■ **WORK REQUIRED**
Copy out each line containing "bűvészet" from the entries below.

■ **SOURCE RECORDS**
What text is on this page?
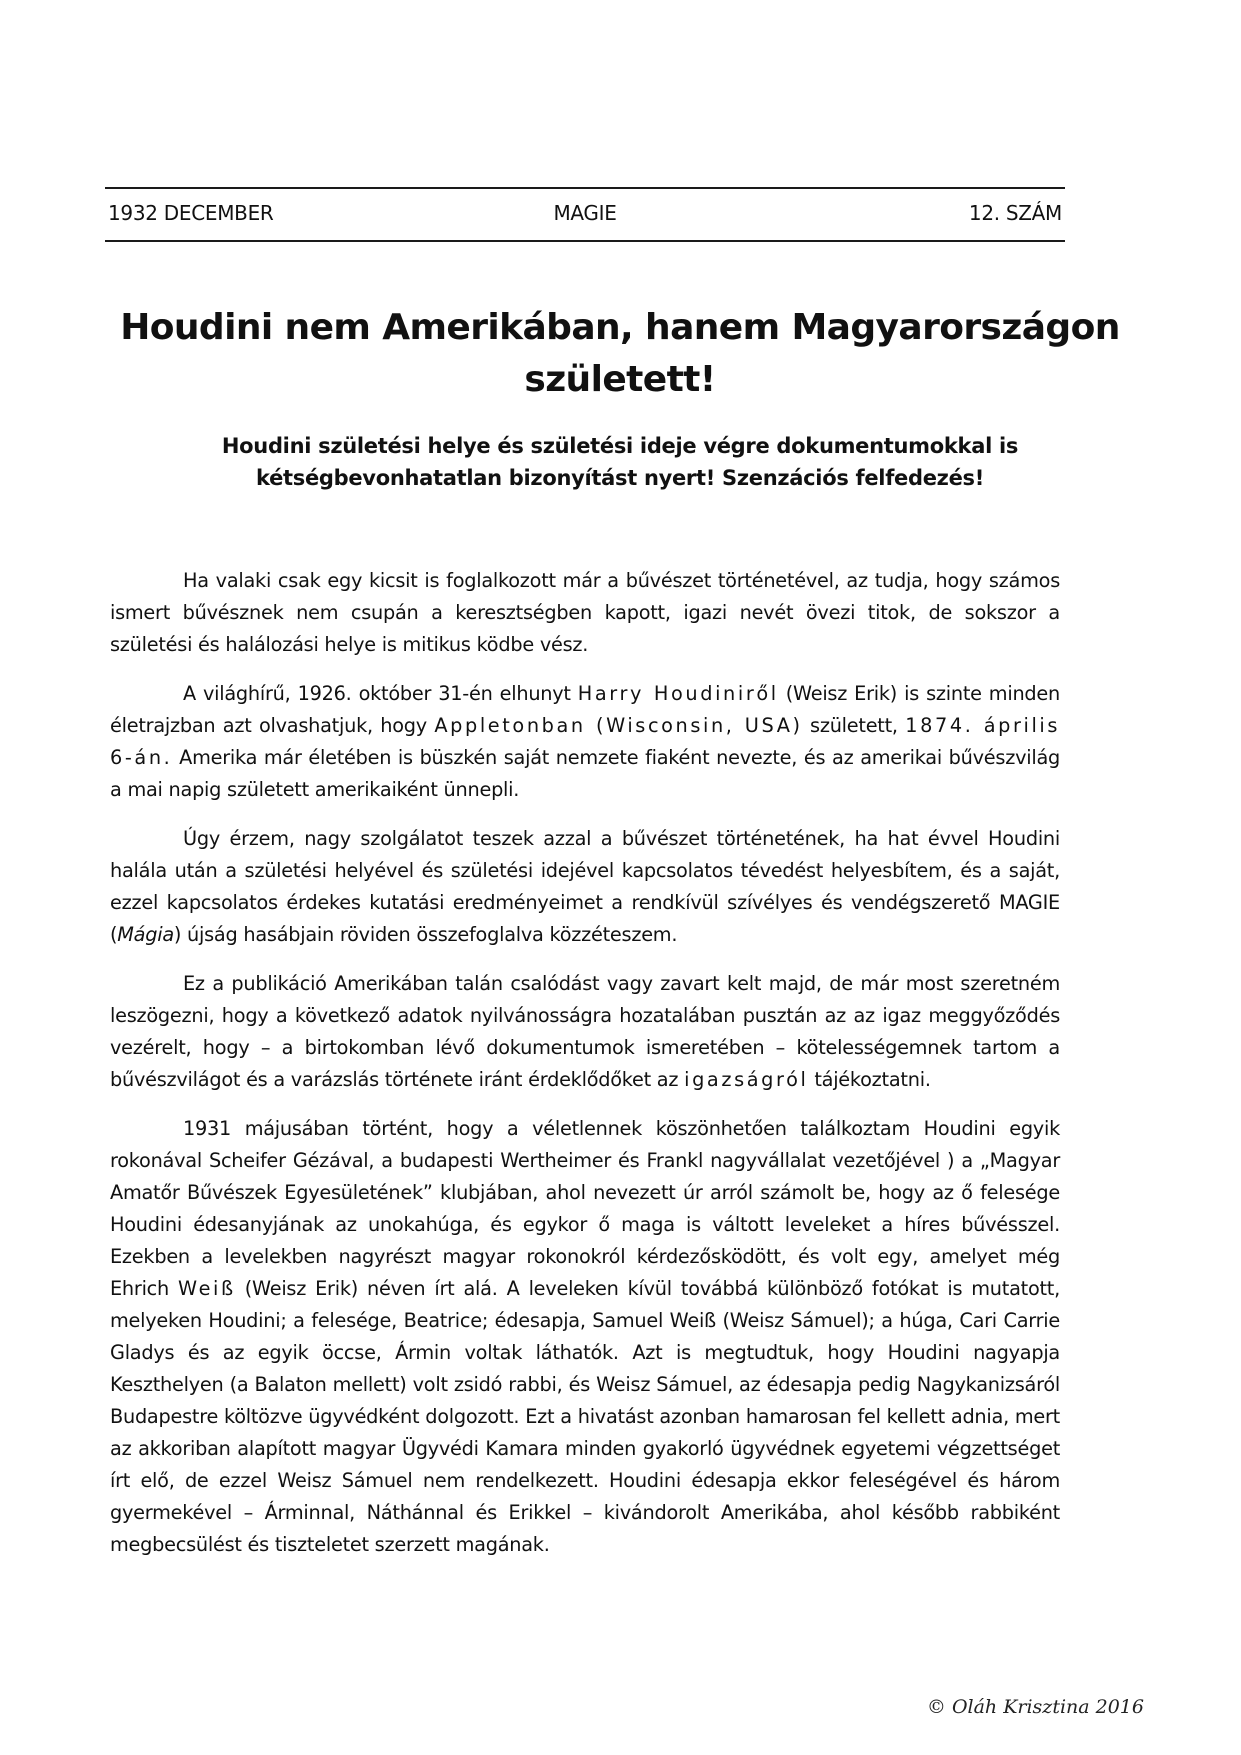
1932 DECEMBER	MAGIE	12. SZÁM
Houdini nem Amerikában, hanem Magyarországon született!
Houdini születési helye és születési ideje végre dokumentumokkal is kétségbevonhatatlan bizonyítást nyert! Szenzációs felfedezés!

Ha valaki csak egy kicsit is foglalkozott már a bűvészet történetével, az tudja, hogy számos ismert bűvésznek nem csupán a keresztségben kapott, igazi nevét övezi titok, de sokszor a születési és halálozási helye is mitikus ködbe vész.

A világhírű, 1926. október 31-én elhunyt Harry Houdiniről (Weisz Erik) is szinte minden életrajzban azt olvashatjuk, hogy Appletonban (Wisconsin, USA) született, 1874. április 6-án. Amerika már életében is büszkén saját nemzete fiaként nevezte, és az amerikai bűvészvilág a mai napig született amerikaiként ünnepli.

Úgy érzem, nagy szolgálatot teszek azzal a bűvészet történetének, ha hat évvel Houdini halála után a születési helyével és születési idejével kapcsolatos tévedést helyesbítem, és a saját, ezzel kapcsolatos érdekes kutatási eredményeimet a rendkívül szívélyes és vendégszerető MAGIE (Mágia) újság hasábjain röviden összefoglalva közzéteszem.

Ez a publikáció Amerikában talán csalódást vagy zavart kelt majd, de már most szeretném leszögezni, hogy a következő adatok nyilvánosságra hozatalában pusztán az az igaz meggyőződés vezérelt, hogy – a birtokomban lévő dokumentumok ismeretében – kötelességemnek tartom a bűvészvilágot és a varázslás története iránt érdeklődőket az igazságról tájékoztatni.

1931 májusában történt, hogy a véletlennek köszönhetően találkoztam Houdini egyik rokonával Scheifer Gézával, a budapesti Wertheimer és Frankl nagyvállalat vezetőjével ) a „Magyar Amatőr Bűvészek Egyesületének” klubjában, ahol nevezett úr arról számolt be, hogy az ő felesége Houdini édesanyjának az unokahúga, és egykor ő maga is váltott leveleket a híres bűvésszel. Ezekben a levelekben nagyrészt magyar rokonokról kérdezősködött, és volt egy, amelyet még Ehrich Weiß (Weisz Erik) néven írt alá. A leveleken kívül továbbá különböző fotókat is mutatott, melyeken Houdini; a felesége, Beatrice; édesapja, Samuel Weiß (Weisz Sámuel); a húga, Cari Carrie Gladys és az egyik öccse, Ármin voltak láthatók. Azt is megtudtuk, hogy Houdini nagyapja Keszthelyen (a Balaton mellett) volt zsidó rabbi, és Weisz Sámuel, az édesapja pedig Nagykanizsáról Budapestre költözve ügyvédként dolgozott. Ezt a hivatást azonban hamarosan fel kellett adnia, mert az akkoriban alapított magyar Ügyvédi Kamara minden gyakorló ügyvédnek egyetemi végzettséget írt elő, de ezzel Weisz Sámuel nem rendelkezett. Houdini édesapja ekkor feleségével és három gyermekével – Árminnal, Náthánnal és Erikkel – kivándorolt Amerikába, ahol később rabbiként megbecsülést és tiszteletet szerzett magának.

© Oláh Krisztina 2016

■ **FINISHED EXERCISE**
Ha valaki csak egy kicsit is foglalkozott már a bűvészet történetével, az tudja, hogy számos ismert bűvésznek nem csupán a keresztségben kapott, igazi nevét övezi titok, de sokszor a születési és halálozási helye is mitikus ködbe vész.
Úgy érzem, nagy szolgálatot teszek azzal a bűvészet történetének, ha hat évvel Houdini halála után a születési helyével és születési idejével kapcsolatos tévedést helyesbítem, és a saját, ezzel kapcsolatos érdekes kutatási eredményeimet a rendkívül szívélyes és vendégszerető MAGIE (Mágia) újság hasábjain röviden összefoglalva közzéteszem.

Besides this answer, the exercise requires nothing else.